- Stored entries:
──────────────────────────────

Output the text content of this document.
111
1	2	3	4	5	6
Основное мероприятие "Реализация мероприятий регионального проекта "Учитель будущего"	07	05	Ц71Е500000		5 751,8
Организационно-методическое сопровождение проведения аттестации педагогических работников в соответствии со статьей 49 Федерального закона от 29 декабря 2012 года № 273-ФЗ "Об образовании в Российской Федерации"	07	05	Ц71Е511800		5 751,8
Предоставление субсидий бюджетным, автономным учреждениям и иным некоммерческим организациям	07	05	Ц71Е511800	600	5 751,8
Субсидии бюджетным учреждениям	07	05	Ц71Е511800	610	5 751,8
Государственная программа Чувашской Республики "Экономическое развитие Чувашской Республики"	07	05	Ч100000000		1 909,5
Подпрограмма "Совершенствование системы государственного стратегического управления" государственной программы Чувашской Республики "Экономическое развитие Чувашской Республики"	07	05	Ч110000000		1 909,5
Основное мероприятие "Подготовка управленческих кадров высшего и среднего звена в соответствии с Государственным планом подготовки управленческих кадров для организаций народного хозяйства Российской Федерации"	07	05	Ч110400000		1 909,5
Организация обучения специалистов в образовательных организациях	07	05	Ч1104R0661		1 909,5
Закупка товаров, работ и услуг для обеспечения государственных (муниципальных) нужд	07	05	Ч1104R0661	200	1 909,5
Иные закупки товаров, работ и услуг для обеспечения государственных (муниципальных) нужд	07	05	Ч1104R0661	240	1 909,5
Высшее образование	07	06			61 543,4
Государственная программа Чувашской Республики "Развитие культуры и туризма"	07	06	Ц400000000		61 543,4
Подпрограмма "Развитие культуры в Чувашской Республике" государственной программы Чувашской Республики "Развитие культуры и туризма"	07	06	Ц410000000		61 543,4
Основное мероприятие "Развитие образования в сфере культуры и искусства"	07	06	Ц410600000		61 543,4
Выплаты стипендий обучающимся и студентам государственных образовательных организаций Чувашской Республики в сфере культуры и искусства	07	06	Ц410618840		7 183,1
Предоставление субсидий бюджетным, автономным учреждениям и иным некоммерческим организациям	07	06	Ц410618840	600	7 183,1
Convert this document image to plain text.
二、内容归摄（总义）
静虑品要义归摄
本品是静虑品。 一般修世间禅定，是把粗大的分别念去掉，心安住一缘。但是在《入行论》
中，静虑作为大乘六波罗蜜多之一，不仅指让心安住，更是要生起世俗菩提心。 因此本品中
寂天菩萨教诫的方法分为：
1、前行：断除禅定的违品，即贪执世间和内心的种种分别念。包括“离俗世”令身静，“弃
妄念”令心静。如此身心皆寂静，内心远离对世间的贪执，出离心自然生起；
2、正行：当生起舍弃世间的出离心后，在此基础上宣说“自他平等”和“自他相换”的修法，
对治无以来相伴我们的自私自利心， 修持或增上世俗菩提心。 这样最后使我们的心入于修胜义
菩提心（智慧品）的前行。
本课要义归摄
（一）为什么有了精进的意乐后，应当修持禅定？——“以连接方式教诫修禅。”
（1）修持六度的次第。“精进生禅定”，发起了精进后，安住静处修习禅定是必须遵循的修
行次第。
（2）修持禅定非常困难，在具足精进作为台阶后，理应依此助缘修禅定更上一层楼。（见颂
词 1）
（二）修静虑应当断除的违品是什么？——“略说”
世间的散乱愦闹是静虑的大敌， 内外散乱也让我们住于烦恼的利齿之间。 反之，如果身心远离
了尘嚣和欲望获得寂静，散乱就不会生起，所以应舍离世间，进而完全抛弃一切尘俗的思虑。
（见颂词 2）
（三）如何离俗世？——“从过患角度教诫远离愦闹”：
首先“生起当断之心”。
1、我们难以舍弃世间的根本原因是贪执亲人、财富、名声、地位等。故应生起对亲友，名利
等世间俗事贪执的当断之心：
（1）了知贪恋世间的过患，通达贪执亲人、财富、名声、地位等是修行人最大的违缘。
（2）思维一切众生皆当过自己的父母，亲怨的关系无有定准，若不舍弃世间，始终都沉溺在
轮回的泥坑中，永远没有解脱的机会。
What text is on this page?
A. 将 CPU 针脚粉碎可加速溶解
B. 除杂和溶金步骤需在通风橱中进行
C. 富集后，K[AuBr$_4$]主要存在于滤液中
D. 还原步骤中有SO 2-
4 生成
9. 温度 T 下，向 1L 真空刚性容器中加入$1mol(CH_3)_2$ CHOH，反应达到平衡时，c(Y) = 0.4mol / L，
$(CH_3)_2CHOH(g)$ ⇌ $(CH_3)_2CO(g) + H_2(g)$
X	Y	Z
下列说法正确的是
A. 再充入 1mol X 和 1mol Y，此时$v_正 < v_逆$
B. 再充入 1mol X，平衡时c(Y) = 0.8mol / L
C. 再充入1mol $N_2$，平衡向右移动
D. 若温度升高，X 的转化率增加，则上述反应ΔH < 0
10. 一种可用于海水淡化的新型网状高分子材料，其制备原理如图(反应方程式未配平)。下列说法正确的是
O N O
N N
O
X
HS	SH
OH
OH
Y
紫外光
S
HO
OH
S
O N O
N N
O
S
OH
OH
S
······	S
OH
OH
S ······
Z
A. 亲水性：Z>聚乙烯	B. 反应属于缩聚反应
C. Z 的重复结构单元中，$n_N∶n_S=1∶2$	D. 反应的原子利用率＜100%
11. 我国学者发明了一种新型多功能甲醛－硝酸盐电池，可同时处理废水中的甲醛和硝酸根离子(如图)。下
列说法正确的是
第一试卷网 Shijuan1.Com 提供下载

──────────────────────────────

- Exercise requirements: Reproduce the listing shown above in its entirety, exactly.

- Exercise result:
Output the text content of this document.
111
1	2	3	4	5	6
Основное мероприятие "Реализация мероприятий регионального проекта "Учитель будущего"	07	05	Ц71Е500000		5 751,8
Организационно-методическое сопровождение проведения аттестации педагогических работников в соответствии со статьей 49 Федерального закона от 29 декабря 2012 года № 273-ФЗ "Об образовании в Российской Федерации"	07	05	Ц71Е511800		5 751,8
Предоставление субсидий бюджетным, автономным учреждениям и иным некоммерческим организациям	07	05	Ц71Е511800	600	5 751,8
Субсидии бюджетным учреждениям	07	05	Ц71Е511800	610	5 751,8
Государственная программа Чувашской Республики "Экономическое развитие Чувашской Республики"	07	05	Ч100000000		1 909,5
Подпрограмма "Совершенствование системы государственного стратегического управления" государственной программы Чувашской Республики "Экономическое развитие Чувашской Республики"	07	05	Ч110000000		1 909,5
Основное мероприятие "Подготовка управленческих кадров высшего и среднего звена в соответствии с Государственным планом подготовки управленческих кадров для организаций народного хозяйства Российской Федерации"	07	05	Ч110400000		1 909,5
Организация обучения специалистов в образовательных организациях	07	05	Ч1104R0661		1 909,5
Закупка товаров, работ и услуг для обеспечения государственных (муниципальных) нужд	07	05	Ч1104R0661	200	1 909,5
Иные закупки товаров, работ и услуг для обеспечения государственных (муниципальных) нужд	07	05	Ч1104R0661	240	1 909,5
Высшее образование	07	06			61 543,4
Государственная программа Чувашской Республики "Развитие культуры и туризма"	07	06	Ц400000000		61 543,4
Подпрограмма "Развитие культуры в Чувашской Республике" государственной программы Чувашской Республики "Развитие культуры и туризма"	07	06	Ц410000000		61 543,4
Основное мероприятие "Развитие образования в сфере культуры и искусства"	07	06	Ц410600000		61 543,4
Выплаты стипендий обучающимся и студентам государственных образовательных организаций Чувашской Республики в сфере культуры и искусства	07	06	Ц410618840		7 183,1
Предоставление субсидий бюджетным, автономным учреждениям и иным некоммерческим организациям	07	06	Ц410618840	600	7 183,1
Convert this document image to plain text.
二、内容归摄（总义）
静虑品要义归摄
本品是静虑品。 一般修世间禅定，是把粗大的分别念去掉，心安住一缘。但是在《入行论》
中，静虑作为大乘六波罗蜜多之一，不仅指让心安住，更是要生起世俗菩提心。 因此本品中
寂天菩萨教诫的方法分为：
1、前行：断除禅定的违品，即贪执世间和内心的种种分别念。包括“离俗世”令身静，“弃
妄念”令心静。如此身心皆寂静，内心远离对世间的贪执，出离心自然生起；
2、正行：当生起舍弃世间的出离心后，在此基础上宣说“自他平等”和“自他相换”的修法，
对治无以来相伴我们的自私自利心， 修持或增上世俗菩提心。 这样最后使我们的心入于修胜义
菩提心（智慧品）的前行。
本课要义归摄
（一）为什么有了精进的意乐后，应当修持禅定？——“以连接方式教诫修禅。”
（1）修持六度的次第。“精进生禅定”，发起了精进后，安住静处修习禅定是必须遵循的修
行次第。
（2）修持禅定非常困难，在具足精进作为台阶后，理应依此助缘修禅定更上一层楼。（见颂
词 1）
（二）修静虑应当断除的违品是什么？——“略说”
世间的散乱愦闹是静虑的大敌， 内外散乱也让我们住于烦恼的利齿之间。 反之，如果身心远离
了尘嚣和欲望获得寂静，散乱就不会生起，所以应舍离世间，进而完全抛弃一切尘俗的思虑。
（见颂词 2）
（三）如何离俗世？——“从过患角度教诫远离愦闹”：
首先“生起当断之心”。
1、我们难以舍弃世间的根本原因是贪执亲人、财富、名声、地位等。故应生起对亲友，名利
等世间俗事贪执的当断之心：
（1）了知贪恋世间的过患，通达贪执亲人、财富、名声、地位等是修行人最大的违缘。
（2）思维一切众生皆当过自己的父母，亲怨的关系无有定准，若不舍弃世间，始终都沉溺在
轮回的泥坑中，永远没有解脱的机会。
What text is on this page?
A. 将 CPU 针脚粉碎可加速溶解
B. 除杂和溶金步骤需在通风橱中进行
C. 富集后，K[AuBr$_4$]主要存在于滤液中
D. 还原步骤中有SO 2-
4 生成
9. 温度 T 下，向 1L 真空刚性容器中加入$1mol(CH_3)_2$ CHOH，反应达到平衡时，c(Y) = 0.4mol / L，
$(CH_3)_2CHOH(g)$ ⇌ $(CH_3)_2CO(g) + H_2(g)$
X	Y	Z
下列说法正确的是
A. 再充入 1mol X 和 1mol Y，此时$v_正 < v_逆$
B. 再充入 1mol X，平衡时c(Y) = 0.8mol / L
C. 再充入1mol $N_2$，平衡向右移动
D. 若温度升高，X 的转化率增加，则上述反应ΔH < 0
10. 一种可用于海水淡化的新型网状高分子材料，其制备原理如图(反应方程式未配平)。下列说法正确的是
O N O
N N
O
X
HS	SH
OH
OH
Y
紫外光
S
HO
OH
S
O N O
N N
O
S
OH
OH
S
······	S
OH
OH
S ······
Z
A. 亲水性：Z>聚乙烯	B. 反应属于缩聚反应
C. Z 的重复结构单元中，$n_N∶n_S=1∶2$	D. 反应的原子利用率＜100%
11. 我国学者发明了一种新型多功能甲醛－硝酸盐电池，可同时处理废水中的甲醛和硝酸根离子(如图)。下
列说法正确的是
第一试卷网 Shijuan1.Com 提供下载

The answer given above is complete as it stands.